◆ RAW DATA ◆
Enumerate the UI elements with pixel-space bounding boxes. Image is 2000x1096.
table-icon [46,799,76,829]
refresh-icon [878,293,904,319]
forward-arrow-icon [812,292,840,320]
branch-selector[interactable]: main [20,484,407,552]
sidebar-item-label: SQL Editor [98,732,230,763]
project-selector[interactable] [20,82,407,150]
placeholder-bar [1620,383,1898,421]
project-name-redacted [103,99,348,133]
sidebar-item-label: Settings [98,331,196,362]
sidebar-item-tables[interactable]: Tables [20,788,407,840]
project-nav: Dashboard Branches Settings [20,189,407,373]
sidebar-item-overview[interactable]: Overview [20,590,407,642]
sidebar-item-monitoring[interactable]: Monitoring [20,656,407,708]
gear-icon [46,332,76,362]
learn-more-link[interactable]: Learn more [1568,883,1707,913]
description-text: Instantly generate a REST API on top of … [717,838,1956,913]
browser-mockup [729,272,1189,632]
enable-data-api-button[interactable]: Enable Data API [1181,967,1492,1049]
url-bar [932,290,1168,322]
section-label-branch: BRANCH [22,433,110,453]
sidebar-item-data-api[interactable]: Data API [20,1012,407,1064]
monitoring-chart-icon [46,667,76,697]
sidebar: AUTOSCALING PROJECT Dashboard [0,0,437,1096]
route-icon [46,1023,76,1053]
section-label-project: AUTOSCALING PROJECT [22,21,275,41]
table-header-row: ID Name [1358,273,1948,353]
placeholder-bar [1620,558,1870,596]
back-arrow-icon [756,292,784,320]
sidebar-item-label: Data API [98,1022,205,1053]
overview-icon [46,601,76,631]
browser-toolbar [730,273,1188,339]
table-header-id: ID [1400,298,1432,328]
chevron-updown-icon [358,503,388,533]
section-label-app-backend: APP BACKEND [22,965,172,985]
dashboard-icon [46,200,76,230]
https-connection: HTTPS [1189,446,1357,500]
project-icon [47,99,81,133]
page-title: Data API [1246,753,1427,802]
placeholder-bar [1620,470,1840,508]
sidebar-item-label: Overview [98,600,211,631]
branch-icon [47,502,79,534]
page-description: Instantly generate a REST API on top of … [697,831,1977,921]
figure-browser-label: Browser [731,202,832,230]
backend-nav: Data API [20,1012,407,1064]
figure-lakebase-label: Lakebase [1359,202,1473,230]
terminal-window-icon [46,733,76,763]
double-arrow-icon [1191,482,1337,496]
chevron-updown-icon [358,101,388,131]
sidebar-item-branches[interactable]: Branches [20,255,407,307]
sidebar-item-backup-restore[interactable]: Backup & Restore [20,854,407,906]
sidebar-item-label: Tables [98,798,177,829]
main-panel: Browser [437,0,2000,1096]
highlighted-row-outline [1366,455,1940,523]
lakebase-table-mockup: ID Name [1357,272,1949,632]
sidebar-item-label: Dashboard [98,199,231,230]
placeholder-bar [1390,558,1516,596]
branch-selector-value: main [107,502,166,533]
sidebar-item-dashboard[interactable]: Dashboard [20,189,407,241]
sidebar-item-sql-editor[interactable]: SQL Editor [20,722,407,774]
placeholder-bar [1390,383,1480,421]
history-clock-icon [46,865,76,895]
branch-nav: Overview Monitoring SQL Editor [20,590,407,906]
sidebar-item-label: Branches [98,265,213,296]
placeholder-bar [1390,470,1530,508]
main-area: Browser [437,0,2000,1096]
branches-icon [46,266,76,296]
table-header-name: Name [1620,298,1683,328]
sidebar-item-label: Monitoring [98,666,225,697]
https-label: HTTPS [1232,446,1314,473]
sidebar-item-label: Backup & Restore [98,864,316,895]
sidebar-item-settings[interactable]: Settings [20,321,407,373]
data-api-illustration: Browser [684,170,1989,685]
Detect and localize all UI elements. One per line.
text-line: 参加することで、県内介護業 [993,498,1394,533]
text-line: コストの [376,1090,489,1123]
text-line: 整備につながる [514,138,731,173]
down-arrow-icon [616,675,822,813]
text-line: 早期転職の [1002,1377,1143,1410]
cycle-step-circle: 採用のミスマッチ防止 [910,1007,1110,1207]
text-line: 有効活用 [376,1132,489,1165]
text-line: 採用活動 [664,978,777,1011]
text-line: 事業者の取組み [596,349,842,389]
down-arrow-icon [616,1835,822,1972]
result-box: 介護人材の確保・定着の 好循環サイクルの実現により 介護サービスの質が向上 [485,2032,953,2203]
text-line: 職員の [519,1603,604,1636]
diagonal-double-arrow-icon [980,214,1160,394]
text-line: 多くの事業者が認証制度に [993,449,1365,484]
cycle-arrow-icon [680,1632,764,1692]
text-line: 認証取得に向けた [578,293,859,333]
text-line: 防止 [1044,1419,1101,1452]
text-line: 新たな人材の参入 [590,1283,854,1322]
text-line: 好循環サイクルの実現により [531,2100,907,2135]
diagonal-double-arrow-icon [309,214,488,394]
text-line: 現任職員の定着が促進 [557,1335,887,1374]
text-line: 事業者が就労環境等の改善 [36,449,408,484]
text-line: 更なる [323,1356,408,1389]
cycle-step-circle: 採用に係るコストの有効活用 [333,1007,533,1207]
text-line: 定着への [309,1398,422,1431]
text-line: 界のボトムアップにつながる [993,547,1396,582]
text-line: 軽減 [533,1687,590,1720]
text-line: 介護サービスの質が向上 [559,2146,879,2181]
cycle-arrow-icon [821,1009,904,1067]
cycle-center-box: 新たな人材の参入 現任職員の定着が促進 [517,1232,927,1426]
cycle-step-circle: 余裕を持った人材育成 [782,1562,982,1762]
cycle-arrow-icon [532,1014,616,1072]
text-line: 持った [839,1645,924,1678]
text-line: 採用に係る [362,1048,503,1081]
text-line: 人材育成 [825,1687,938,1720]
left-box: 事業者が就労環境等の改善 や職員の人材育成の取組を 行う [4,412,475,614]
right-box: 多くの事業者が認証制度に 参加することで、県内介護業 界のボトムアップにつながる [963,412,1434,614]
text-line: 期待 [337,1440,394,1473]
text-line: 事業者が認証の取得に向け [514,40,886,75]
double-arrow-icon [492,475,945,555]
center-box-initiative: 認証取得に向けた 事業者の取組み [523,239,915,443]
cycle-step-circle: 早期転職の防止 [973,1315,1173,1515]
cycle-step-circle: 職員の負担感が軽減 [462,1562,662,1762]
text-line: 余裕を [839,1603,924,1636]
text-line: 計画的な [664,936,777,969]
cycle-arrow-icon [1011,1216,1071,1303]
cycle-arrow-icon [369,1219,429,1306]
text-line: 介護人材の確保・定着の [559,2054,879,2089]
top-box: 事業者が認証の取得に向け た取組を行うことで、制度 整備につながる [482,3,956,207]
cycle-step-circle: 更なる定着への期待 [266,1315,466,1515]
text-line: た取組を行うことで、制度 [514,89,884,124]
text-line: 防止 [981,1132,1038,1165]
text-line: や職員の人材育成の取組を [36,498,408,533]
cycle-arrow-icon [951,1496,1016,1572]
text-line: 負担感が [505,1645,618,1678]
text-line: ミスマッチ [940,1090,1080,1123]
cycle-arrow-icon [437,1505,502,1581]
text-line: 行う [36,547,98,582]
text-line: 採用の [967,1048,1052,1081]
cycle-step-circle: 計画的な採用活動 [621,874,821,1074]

◆ WORK TO DO ◆
Reproduce the items from the start of the records up to and including the line with "browser-mockup [729,272,1189,632]", with each line unchanged.

◆ EXERCISE OUTPUT ◆
Enumerate the UI elements with pixel-space bounding boxes. Image is 2000x1096.
table-icon [46,799,76,829]
refresh-icon [878,293,904,319]
forward-arrow-icon [812,292,840,320]
branch-selector[interactable]: main [20,484,407,552]
sidebar-item-label: SQL Editor [98,732,230,763]
project-selector[interactable] [20,82,407,150]
placeholder-bar [1620,383,1898,421]
project-name-redacted [103,99,348,133]
sidebar-item-label: Settings [98,331,196,362]
sidebar-item-tables[interactable]: Tables [20,788,407,840]
project-nav: Dashboard Branches Settings [20,189,407,373]
sidebar-item-overview[interactable]: Overview [20,590,407,642]
sidebar-item-monitoring[interactable]: Monitoring [20,656,407,708]
gear-icon [46,332,76,362]
learn-more-link[interactable]: Learn more [1568,883,1707,913]
description-text: Instantly generate a REST API on top of … [717,838,1956,913]
browser-mockup [729,272,1189,632]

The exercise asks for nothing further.